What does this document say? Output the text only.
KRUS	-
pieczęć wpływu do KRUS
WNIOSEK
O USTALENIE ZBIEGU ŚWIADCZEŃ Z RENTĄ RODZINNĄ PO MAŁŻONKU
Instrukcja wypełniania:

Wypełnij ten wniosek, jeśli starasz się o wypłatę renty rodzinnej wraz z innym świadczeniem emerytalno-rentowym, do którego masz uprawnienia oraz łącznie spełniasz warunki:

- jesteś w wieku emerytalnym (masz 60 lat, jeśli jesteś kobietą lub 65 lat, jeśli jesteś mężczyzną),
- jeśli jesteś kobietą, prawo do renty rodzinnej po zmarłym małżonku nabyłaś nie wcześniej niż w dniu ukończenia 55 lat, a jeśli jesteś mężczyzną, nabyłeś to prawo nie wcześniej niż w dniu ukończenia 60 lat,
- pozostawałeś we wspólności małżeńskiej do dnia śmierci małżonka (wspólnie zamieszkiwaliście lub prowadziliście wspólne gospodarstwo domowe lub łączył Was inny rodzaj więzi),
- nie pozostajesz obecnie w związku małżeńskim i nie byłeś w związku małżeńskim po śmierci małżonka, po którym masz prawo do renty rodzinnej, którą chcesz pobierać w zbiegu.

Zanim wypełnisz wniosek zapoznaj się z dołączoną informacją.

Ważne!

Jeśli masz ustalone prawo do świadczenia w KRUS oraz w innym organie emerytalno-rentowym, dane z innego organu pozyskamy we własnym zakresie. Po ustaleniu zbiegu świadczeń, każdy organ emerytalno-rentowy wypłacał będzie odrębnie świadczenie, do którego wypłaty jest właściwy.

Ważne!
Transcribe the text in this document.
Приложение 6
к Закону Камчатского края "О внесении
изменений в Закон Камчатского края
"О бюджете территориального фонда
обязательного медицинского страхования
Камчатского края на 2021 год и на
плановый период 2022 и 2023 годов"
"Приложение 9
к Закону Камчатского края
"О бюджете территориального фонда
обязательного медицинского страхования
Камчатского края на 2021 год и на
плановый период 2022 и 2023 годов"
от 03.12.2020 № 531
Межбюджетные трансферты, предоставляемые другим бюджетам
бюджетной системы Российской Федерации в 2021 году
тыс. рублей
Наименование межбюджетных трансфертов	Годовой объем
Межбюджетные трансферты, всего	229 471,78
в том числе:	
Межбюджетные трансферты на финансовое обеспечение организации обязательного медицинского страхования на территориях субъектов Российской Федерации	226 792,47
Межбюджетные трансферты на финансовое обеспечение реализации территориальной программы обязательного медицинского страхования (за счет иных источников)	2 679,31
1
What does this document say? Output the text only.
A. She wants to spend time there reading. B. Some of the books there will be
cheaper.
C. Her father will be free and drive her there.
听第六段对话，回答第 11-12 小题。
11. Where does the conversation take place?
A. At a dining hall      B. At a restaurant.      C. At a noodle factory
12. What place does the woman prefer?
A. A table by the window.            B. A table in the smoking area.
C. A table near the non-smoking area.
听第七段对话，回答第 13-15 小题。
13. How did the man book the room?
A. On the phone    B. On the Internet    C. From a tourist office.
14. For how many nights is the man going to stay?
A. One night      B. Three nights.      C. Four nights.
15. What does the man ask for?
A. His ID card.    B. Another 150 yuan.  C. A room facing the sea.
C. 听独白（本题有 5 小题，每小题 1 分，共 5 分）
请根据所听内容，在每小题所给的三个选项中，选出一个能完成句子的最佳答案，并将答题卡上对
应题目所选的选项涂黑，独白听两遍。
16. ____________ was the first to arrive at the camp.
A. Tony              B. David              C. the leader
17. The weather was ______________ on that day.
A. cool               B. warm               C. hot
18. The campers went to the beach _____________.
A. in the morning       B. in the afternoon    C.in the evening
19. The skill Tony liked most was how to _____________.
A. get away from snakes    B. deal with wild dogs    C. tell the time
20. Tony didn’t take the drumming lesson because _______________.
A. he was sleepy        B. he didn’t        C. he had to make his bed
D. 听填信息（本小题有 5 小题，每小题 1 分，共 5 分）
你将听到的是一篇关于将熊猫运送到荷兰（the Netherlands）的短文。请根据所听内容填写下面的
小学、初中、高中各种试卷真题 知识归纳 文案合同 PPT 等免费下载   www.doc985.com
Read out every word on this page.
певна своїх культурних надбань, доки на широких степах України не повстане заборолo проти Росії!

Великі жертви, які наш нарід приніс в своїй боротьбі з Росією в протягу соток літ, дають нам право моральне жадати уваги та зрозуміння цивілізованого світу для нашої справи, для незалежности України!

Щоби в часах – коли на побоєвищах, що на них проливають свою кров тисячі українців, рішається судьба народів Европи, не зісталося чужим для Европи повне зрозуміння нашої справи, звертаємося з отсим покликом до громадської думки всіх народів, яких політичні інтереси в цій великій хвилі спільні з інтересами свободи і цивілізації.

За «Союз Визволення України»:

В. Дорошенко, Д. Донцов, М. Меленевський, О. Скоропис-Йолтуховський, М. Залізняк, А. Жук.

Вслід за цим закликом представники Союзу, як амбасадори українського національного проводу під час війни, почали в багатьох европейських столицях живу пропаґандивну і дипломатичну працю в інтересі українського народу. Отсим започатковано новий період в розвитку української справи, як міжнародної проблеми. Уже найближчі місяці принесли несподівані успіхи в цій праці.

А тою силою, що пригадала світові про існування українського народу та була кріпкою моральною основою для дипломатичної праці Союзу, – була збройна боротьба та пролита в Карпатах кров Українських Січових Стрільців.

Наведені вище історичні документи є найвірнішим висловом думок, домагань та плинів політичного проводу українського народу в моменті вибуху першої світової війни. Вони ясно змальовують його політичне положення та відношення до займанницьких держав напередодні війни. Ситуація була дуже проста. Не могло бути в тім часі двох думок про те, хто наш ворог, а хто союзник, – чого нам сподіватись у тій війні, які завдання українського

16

§ Problem to work on:
How many lines in the records above contain the word "this"? Give only the number.

§ In response:
4